§ **Set task**
Repeat the records below exactly as they appear.

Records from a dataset
__________________________________________________

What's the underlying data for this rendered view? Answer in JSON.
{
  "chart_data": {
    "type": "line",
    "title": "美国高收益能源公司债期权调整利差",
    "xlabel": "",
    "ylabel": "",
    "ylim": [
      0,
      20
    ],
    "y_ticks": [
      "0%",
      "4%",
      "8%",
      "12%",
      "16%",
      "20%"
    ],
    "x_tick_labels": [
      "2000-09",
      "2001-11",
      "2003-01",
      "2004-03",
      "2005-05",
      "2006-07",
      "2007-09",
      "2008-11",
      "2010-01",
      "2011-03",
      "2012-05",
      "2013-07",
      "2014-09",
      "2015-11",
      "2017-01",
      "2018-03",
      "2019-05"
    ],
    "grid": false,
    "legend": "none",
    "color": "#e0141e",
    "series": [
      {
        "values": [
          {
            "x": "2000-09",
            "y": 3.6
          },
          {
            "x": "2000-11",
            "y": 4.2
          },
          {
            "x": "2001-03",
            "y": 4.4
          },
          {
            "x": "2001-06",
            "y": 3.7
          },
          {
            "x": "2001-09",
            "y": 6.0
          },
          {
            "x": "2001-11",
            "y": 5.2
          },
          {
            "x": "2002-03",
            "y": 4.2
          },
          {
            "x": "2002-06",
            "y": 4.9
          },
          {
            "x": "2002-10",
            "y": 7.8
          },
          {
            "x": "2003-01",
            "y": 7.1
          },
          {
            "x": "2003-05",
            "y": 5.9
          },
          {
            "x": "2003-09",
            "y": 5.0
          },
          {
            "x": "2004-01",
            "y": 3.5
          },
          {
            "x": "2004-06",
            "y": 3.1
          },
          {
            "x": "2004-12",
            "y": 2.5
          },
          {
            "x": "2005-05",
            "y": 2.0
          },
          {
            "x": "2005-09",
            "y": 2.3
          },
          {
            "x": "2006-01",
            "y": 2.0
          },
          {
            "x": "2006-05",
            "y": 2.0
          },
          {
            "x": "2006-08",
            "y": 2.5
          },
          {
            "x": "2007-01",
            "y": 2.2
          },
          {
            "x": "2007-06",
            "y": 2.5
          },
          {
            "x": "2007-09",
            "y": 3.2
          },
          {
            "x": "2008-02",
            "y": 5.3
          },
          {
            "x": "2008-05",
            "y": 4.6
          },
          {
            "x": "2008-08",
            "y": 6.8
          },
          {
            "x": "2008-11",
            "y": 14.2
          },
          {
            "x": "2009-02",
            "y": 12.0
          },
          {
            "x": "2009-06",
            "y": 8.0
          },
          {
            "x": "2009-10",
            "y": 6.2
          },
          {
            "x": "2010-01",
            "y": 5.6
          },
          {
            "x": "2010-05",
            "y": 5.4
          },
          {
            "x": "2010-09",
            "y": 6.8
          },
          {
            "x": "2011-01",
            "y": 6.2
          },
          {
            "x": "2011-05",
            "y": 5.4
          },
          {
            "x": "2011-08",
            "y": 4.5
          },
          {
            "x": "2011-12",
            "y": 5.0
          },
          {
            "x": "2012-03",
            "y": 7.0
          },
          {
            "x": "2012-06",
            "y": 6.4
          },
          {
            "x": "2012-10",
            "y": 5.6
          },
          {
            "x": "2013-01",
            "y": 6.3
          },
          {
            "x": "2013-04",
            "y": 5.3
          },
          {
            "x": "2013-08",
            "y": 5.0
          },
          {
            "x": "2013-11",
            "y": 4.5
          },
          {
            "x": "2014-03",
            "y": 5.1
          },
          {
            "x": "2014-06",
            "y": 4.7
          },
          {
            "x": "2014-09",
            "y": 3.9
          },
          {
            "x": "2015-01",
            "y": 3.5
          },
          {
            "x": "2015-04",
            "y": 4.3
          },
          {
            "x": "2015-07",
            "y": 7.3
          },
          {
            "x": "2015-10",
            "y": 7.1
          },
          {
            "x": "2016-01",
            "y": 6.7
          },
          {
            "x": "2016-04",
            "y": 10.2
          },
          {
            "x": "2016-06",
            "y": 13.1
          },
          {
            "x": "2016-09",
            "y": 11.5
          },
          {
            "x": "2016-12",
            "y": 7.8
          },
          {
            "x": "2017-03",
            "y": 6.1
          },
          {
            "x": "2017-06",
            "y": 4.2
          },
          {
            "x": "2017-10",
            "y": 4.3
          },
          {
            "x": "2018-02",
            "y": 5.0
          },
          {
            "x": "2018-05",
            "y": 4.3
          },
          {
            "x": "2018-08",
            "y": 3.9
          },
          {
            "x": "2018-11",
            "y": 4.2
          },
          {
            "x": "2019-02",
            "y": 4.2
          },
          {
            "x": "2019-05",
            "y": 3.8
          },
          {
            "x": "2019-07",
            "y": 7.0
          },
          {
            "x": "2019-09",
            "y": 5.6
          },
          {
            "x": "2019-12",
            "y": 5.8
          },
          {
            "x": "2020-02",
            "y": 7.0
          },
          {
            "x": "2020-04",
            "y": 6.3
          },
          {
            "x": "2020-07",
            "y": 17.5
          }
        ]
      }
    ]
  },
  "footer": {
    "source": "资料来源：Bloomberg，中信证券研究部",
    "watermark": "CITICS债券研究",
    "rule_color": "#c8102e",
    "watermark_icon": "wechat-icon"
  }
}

__________________________________________________

§ **Solution to the problem**
What's the underlying data for this rendered view? Answer in JSON.
{
  "chart_data": {
    "type": "line",
    "title": "美国高收益能源公司债期权调整利差",
    "xlabel": "",
    "ylabel": "",
    "ylim": [
      0,
      20
    ],
    "y_ticks": [
      "0%",
      "4%",
      "8%",
      "12%",
      "16%",
      "20%"
    ],
    "x_tick_labels": [
      "2000-09",
      "2001-11",
      "2003-01",
      "2004-03",
      "2005-05",
      "2006-07",
      "2007-09",
      "2008-11",
      "2010-01",
      "2011-03",
      "2012-05",
      "2013-07",
      "2014-09",
      "2015-11",
      "2017-01",
      "2018-03",
      "2019-05"
    ],
    "grid": false,
    "legend": "none",
    "color": "#e0141e",
    "series": [
      {
        "values": [
          {
            "x": "2000-09",
            "y": 3.6
          },
          {
            "x": "2000-11",
            "y": 4.2
          },
          {
            "x": "2001-03",
            "y": 4.4
          },
          {
            "x": "2001-06",
            "y": 3.7
          },
          {
            "x": "2001-09",
            "y": 6.0
          },
          {
            "x": "2001-11",
            "y": 5.2
          },
          {
            "x": "2002-03",
            "y": 4.2
          },
          {
            "x": "2002-06",
            "y": 4.9
          },
          {
            "x": "2002-10",
            "y": 7.8
          },
          {
            "x": "2003-01",
            "y": 7.1
          },
          {
            "x": "2003-05",
            "y": 5.9
          },
          {
            "x": "2003-09",
            "y": 5.0
          },
          {
            "x": "2004-01",
            "y": 3.5
          },
          {
            "x": "2004-06",
            "y": 3.1
          },
          {
            "x": "2004-12",
            "y": 2.5
          },
          {
            "x": "2005-05",
            "y": 2.0
          },
          {
            "x": "2005-09",
            "y": 2.3
          },
          {
            "x": "2006-01",
            "y": 2.0
          },
          {
            "x": "2006-05",
            "y": 2.0
          },
          {
            "x": "2006-08",
            "y": 2.5
          },
          {
            "x": "2007-01",
            "y": 2.2
          },
          {
            "x": "2007-06",
            "y": 2.5
          },
          {
            "x": "2007-09",
            "y": 3.2
          },
          {
            "x": "2008-02",
            "y": 5.3
          },
          {
            "x": "2008-05",
            "y": 4.6
          },
          {
            "x": "2008-08",
            "y": 6.8
          },
          {
            "x": "2008-11",
            "y": 14.2
          },
          {
            "x": "2009-02",
            "y": 12.0
          },
          {
            "x": "2009-06",
            "y": 8.0
          },
          {
            "x": "2009-10",
            "y": 6.2
          },
          {
            "x": "2010-01",
            "y": 5.6
          },
          {
            "x": "2010-05",
            "y": 5.4
          },
          {
            "x": "2010-09",
            "y": 6.8
          },
          {
            "x": "2011-01",
            "y": 6.2
          },
          {
            "x": "2011-05",
            "y": 5.4
          },
          {
            "x": "2011-08",
            "y": 4.5
          },
          {
            "x": "2011-12",
            "y": 5.0
          },
          {
            "x": "2012-03",
            "y": 7.0
          },
          {
            "x": "2012-06",
            "y": 6.4
          },
          {
            "x": "2012-10",
            "y": 5.6
          },
          {
            "x": "2013-01",
            "y": 6.3
          },
          {
            "x": "2013-04",
            "y": 5.3
          },
          {
            "x": "2013-08",
            "y": 5.0
          },
          {
            "x": "2013-11",
            "y": 4.5
          },
          {
            "x": "2014-03",
            "y": 5.1
          },
          {
            "x": "2014-06",
            "y": 4.7
          },
          {
            "x": "2014-09",
            "y": 3.9
          },
          {
            "x": "2015-01",
            "y": 3.5
          },
          {
            "x": "2015-04",
            "y": 4.3
          },
          {
            "x": "2015-07",
            "y": 7.3
          },
          {
            "x": "2015-10",
            "y": 7.1
          },
          {
            "x": "2016-01",
            "y": 6.7
          },
          {
            "x": "2016-04",
            "y": 10.2
          },
          {
            "x": "2016-06",
            "y": 13.1
          },
          {
            "x": "2016-09",
            "y": 11.5
          },
          {
            "x": "2016-12",
            "y": 7.8
          },
          {
            "x": "2017-03",
            "y": 6.1
          },
          {
            "x": "2017-06",
            "y": 4.2
          },
          {
            "x": "2017-10",
            "y": 4.3
          },
          {
            "x": "2018-02",
            "y": 5.0
          },
          {
            "x": "2018-05",
            "y": 4.3
          },
          {
            "x": "2018-08",
            "y": 3.9
          },
          {
            "x": "2018-11",
            "y": 4.2
          },
          {
            "x": "2019-02",
            "y": 4.2
          },
          {
            "x": "2019-05",
            "y": 3.8
          },
          {
            "x": "2019-07",
            "y": 7.0
          },
          {
            "x": "2019-09",
            "y": 5.6
          },
          {
            "x": "2019-12",
            "y": 5.8
          },
          {
            "x": "2020-02",
            "y": 7.0
          },
          {
            "x": "2020-04",
            "y": 6.3
          },
          {
            "x": "2020-07",
            "y": 17.5
          }
        ]
      }
    ]
  },
  "footer": {
    "source": "资料来源：Bloomberg，中信证券研究部",
    "watermark": "CITICS债券研究",
    "rule_color": "#c8102e",
    "watermark_icon": "wechat-icon"
  }
}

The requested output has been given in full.